### STATED GOAL
For every line in the records that has the word "Software", make a copy.
===== INPUT =====
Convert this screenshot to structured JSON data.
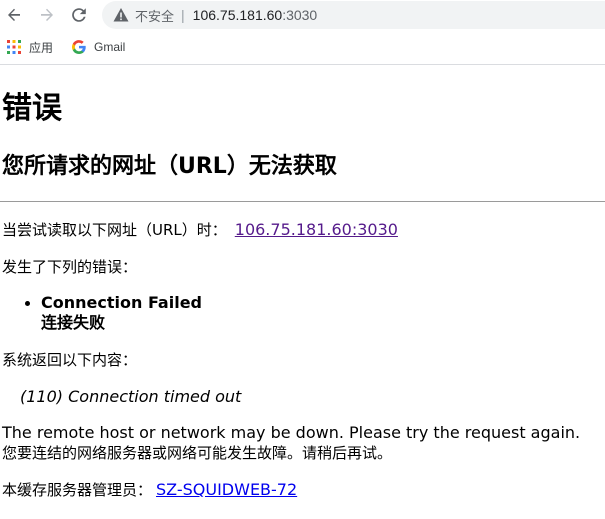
{
  "browser": {
    "back_icon": "arrow-left",
    "forward_icon": "arrow-right",
    "reload_icon": "reload",
    "security_label": "不安全",
    "url_host": "106.75.181.60",
    "url_port": ":3030",
    "bookmarks": [
      {
        "label": "应用",
        "icon": "apps-grid"
      },
      {
        "label": "Gmail",
        "icon": "google-g"
      }
    ]
  },
  "page": {
    "title": "错误",
    "subtitle": "您所请求的网址（URL）无法获取",
    "try_text": "当尝试读取以下网址（URL）时：",
    "try_link": "106.75.181.60:3030",
    "error_intro": "发生了下列的错误：",
    "error_items": [
      {
        "line1": "Connection Failed",
        "line2": "连接失败"
      }
    ],
    "system_text": "系统返回以下内容：",
    "system_message": "(110) Connection timed out",
    "remote_en": "The remote host or network may be down. Please try the request again.",
    "remote_zh": "您要连结的网络服务器或网络可能发生故障。请稍后再试。",
    "admin_text": "本缓存服务器管理员：",
    "admin_link": "SZ-SQUIDWEB-72"
  },
  "colors": {
    "visited_link": "#551a8b",
    "link": "#0000ee",
    "omnibox_bg": "#f1f3f4"
  }
}
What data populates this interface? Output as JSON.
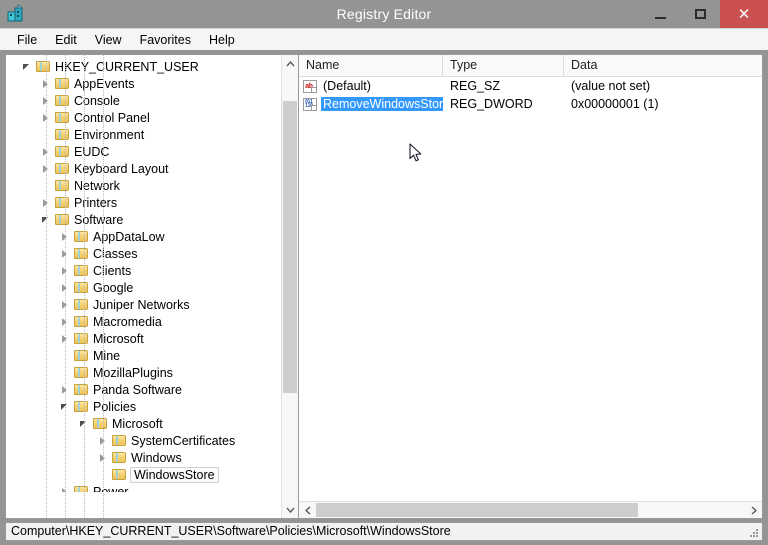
{
  "window": {
    "title": "Registry Editor",
    "icon": "regedit-icon",
    "buttons": {
      "minimize": "minimize-icon",
      "maximize": "maximize-icon",
      "close": "✕"
    },
    "close_color": "#cb5050",
    "titlebar_color": "#949494"
  },
  "menu": {
    "items": [
      "File",
      "Edit",
      "View",
      "Favorites",
      "Help"
    ]
  },
  "tree": {
    "nodes": [
      {
        "label": "HKEY_CURRENT_USER",
        "depth": 0,
        "state": "expanded"
      },
      {
        "label": "AppEvents",
        "depth": 1,
        "state": "collapsed"
      },
      {
        "label": "Console",
        "depth": 1,
        "state": "collapsed"
      },
      {
        "label": "Control Panel",
        "depth": 1,
        "state": "collapsed"
      },
      {
        "label": "Environment",
        "depth": 1,
        "state": "leaf"
      },
      {
        "label": "EUDC",
        "depth": 1,
        "state": "collapsed"
      },
      {
        "label": "Keyboard Layout",
        "depth": 1,
        "state": "collapsed"
      },
      {
        "label": "Network",
        "depth": 1,
        "state": "leaf"
      },
      {
        "label": "Printers",
        "depth": 1,
        "state": "collapsed"
      },
      {
        "label": "Software",
        "depth": 1,
        "state": "expanded"
      },
      {
        "label": "AppDataLow",
        "depth": 2,
        "state": "collapsed"
      },
      {
        "label": "Classes",
        "depth": 2,
        "state": "collapsed"
      },
      {
        "label": "Clients",
        "depth": 2,
        "state": "collapsed"
      },
      {
        "label": "Google",
        "depth": 2,
        "state": "collapsed"
      },
      {
        "label": "Juniper Networks",
        "depth": 2,
        "state": "collapsed"
      },
      {
        "label": "Macromedia",
        "depth": 2,
        "state": "collapsed"
      },
      {
        "label": "Microsoft",
        "depth": 2,
        "state": "collapsed"
      },
      {
        "label": "Mine",
        "depth": 2,
        "state": "leaf"
      },
      {
        "label": "MozillaPlugins",
        "depth": 2,
        "state": "leaf"
      },
      {
        "label": "Panda Software",
        "depth": 2,
        "state": "collapsed"
      },
      {
        "label": "Policies",
        "depth": 2,
        "state": "expanded"
      },
      {
        "label": "Microsoft",
        "depth": 3,
        "state": "expanded"
      },
      {
        "label": "SystemCertificates",
        "depth": 4,
        "state": "collapsed"
      },
      {
        "label": "Windows",
        "depth": 4,
        "state": "collapsed"
      },
      {
        "label": "WindowsStore",
        "depth": 4,
        "state": "leaf",
        "selected": true
      }
    ],
    "clipped_node": {
      "label": "Power",
      "depth": 2,
      "state": "collapsed"
    }
  },
  "list": {
    "columns": [
      "Name",
      "Type",
      "Data"
    ],
    "rows": [
      {
        "icon": "string-value-icon",
        "name": "(Default)",
        "type": "REG_SZ",
        "data": "(value not set)",
        "selected": false
      },
      {
        "icon": "dword-value-icon",
        "name": "RemoveWindowsStore",
        "type": "REG_DWORD",
        "data": "0x00000001 (1)",
        "selected": true
      }
    ],
    "selection_color": "#3399ff"
  },
  "scrollbars": {
    "tree_vertical": {
      "up": "▲",
      "down": "▼",
      "thumb_top_pct": 7,
      "thumb_height_pct": 71
    },
    "list_horizontal": {
      "left": "❮",
      "right": "❯",
      "thumb_left_pct": 0,
      "thumb_width_pct": 76
    }
  },
  "statusbar": {
    "path": "Computer\\HKEY_CURRENT_USER\\Software\\Policies\\Microsoft\\WindowsStore"
  }
}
=====
### WRITTEN RESPONSE
        "label": "Software",
        "label": "Panda Software",
    "path": "Computer\\HKEY_CURRENT_USER\\Software\\Policies\\Microsoft\\WindowsStore"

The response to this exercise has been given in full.